[What is asked] Search the records below for the word "матрице" and show every line where it occurs.

[Records for the exercise]
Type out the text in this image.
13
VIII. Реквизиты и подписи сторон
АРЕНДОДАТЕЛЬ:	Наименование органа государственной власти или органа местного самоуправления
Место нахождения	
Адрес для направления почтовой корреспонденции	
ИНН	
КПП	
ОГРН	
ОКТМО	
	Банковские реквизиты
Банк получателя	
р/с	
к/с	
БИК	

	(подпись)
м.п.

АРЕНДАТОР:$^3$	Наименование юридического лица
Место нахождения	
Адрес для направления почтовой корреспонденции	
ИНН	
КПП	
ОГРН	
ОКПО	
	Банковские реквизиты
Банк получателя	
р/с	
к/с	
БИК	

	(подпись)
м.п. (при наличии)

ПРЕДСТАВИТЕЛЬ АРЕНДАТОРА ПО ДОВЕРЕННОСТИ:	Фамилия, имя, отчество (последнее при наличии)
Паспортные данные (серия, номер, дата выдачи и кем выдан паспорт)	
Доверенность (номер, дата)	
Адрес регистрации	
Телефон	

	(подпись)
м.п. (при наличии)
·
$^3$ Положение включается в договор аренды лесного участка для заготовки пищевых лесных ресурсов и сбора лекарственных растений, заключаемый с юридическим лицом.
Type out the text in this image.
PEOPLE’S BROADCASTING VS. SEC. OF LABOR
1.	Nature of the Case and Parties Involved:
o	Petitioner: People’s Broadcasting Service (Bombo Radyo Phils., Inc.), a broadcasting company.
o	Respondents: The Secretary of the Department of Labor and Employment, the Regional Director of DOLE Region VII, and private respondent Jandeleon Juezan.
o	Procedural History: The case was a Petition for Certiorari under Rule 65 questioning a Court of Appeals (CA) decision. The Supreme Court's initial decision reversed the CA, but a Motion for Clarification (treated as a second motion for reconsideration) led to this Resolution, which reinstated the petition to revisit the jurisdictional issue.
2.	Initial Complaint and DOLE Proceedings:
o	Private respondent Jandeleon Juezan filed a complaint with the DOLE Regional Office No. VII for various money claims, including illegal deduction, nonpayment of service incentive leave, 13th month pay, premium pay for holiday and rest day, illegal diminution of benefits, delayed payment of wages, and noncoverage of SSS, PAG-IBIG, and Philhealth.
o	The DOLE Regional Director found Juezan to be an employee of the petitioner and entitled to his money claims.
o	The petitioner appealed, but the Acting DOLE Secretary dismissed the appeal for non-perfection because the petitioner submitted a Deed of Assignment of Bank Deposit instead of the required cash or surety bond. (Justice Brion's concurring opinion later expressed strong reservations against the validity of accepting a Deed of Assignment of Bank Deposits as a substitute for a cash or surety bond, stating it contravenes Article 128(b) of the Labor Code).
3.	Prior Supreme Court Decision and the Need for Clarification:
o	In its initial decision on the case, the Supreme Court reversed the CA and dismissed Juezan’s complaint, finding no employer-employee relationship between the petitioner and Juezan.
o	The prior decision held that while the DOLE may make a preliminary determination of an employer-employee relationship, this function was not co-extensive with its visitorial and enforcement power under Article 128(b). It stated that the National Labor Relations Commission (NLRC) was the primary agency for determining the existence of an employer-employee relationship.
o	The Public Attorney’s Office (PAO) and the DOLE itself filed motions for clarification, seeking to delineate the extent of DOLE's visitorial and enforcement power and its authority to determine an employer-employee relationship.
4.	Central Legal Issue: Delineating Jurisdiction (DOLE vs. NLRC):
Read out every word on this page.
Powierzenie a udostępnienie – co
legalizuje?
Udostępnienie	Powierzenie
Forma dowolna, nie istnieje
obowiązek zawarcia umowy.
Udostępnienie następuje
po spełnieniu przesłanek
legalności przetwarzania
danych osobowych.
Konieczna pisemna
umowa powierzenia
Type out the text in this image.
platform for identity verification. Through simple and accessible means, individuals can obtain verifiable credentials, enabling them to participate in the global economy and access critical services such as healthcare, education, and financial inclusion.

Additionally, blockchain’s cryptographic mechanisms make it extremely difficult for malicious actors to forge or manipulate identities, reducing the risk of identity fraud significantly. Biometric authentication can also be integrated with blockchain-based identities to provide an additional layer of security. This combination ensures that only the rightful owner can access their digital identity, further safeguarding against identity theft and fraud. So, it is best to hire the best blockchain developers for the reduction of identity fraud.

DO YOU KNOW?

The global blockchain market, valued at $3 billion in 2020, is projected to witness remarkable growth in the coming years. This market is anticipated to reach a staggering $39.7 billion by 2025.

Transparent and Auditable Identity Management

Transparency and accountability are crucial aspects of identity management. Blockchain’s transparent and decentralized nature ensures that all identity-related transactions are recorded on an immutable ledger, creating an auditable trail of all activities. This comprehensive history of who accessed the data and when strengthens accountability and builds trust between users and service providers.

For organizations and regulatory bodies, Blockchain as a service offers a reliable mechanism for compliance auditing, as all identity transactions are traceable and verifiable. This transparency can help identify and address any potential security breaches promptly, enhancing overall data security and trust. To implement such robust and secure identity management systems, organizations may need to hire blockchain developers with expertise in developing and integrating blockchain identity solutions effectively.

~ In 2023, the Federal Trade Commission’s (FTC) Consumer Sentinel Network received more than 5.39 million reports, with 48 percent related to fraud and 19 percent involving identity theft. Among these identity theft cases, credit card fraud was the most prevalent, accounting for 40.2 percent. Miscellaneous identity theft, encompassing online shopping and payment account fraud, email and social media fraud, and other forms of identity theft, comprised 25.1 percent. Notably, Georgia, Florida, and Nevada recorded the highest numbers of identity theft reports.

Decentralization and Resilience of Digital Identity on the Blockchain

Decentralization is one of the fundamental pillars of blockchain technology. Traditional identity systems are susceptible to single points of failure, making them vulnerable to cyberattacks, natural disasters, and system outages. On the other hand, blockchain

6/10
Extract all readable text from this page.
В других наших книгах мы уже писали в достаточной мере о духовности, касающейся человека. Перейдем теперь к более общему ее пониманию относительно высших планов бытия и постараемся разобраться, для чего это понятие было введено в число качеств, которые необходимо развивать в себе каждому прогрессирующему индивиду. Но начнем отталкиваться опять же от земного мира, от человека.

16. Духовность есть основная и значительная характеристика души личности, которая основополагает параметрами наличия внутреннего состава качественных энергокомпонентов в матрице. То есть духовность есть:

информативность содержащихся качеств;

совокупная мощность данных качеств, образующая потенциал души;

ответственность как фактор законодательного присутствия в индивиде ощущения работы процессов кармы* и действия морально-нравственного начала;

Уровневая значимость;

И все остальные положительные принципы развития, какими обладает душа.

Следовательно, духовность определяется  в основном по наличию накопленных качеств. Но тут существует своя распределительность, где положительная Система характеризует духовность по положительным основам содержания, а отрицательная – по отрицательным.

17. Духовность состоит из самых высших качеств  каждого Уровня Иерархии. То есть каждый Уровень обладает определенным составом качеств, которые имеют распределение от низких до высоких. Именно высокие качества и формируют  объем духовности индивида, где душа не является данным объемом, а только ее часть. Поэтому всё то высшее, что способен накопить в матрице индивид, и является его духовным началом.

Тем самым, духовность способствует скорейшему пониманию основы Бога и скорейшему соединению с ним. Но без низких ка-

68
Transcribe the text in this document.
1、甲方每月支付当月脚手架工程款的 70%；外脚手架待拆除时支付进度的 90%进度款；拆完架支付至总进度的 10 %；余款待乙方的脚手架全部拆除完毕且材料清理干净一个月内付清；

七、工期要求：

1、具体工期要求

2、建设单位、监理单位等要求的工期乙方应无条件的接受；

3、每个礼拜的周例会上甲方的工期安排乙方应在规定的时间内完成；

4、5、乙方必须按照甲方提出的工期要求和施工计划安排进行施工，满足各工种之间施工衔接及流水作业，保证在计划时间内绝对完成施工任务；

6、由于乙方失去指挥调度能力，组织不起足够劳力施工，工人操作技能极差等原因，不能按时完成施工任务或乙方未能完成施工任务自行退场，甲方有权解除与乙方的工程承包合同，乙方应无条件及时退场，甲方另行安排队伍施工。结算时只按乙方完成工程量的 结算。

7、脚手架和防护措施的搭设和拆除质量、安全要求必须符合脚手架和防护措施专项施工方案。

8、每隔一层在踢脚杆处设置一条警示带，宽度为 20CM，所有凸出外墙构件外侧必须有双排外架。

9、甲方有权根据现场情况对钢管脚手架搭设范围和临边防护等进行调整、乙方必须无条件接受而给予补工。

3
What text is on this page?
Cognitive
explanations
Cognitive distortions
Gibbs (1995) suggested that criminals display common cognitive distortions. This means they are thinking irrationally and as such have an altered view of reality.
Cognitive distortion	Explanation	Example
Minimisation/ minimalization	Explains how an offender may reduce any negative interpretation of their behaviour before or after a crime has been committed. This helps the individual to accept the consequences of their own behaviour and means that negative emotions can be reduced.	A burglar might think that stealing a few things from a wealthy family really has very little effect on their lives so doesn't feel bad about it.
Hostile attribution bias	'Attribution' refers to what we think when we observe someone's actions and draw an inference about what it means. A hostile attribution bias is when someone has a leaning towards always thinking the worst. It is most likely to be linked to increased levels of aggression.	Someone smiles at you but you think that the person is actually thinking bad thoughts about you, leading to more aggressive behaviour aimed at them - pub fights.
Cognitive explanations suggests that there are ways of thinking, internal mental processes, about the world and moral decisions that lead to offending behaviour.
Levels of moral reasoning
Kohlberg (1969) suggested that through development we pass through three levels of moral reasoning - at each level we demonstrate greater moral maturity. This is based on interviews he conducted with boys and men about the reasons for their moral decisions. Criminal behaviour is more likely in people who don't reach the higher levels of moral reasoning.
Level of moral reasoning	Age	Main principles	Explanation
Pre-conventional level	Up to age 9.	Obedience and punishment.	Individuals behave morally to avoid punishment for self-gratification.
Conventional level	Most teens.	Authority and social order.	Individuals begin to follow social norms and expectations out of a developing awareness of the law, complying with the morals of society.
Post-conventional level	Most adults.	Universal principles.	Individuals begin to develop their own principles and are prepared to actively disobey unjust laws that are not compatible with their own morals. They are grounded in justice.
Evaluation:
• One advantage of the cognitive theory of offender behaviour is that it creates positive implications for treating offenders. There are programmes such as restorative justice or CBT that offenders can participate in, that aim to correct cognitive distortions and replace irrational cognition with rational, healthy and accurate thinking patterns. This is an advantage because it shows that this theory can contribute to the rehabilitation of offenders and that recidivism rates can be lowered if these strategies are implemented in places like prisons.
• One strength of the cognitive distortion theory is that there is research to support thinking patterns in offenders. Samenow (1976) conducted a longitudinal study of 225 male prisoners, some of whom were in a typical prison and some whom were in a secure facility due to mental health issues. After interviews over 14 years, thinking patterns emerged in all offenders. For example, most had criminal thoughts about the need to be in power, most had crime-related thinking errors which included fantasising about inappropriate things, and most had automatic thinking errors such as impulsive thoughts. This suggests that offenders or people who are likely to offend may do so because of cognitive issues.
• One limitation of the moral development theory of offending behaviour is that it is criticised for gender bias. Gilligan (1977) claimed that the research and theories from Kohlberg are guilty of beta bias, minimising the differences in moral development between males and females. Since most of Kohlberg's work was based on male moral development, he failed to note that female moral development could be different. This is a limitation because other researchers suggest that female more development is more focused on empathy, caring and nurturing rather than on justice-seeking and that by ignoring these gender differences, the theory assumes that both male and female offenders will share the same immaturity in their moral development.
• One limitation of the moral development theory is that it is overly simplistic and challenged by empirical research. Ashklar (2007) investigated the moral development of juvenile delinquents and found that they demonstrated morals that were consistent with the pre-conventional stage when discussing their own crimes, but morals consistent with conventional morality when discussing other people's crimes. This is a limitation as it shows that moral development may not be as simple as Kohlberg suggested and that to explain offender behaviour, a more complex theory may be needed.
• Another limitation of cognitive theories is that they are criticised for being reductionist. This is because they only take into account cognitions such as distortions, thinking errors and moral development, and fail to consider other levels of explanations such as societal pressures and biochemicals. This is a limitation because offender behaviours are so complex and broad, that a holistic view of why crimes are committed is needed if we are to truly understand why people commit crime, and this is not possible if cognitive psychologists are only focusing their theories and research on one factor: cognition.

[Task result]
16. Духовность есть основная и значительная характеристика души личности, которая основополагает параметрами наличия внутреннего состава качественных энергокомпонентов в матрице. То есть духовность есть:
17. Духовность состоит из самых высших качеств  каждого Уровня Иерархии. То есть каждый Уровень обладает определенным составом качеств, которые имеют распределение от низких до высоких. Именно высокие качества и формируют  объем духовности индивида, где душа не является данным объемом, а только ее часть. Поэтому всё то высшее, что способен накопить в матрице индивид, и является его духовным началом.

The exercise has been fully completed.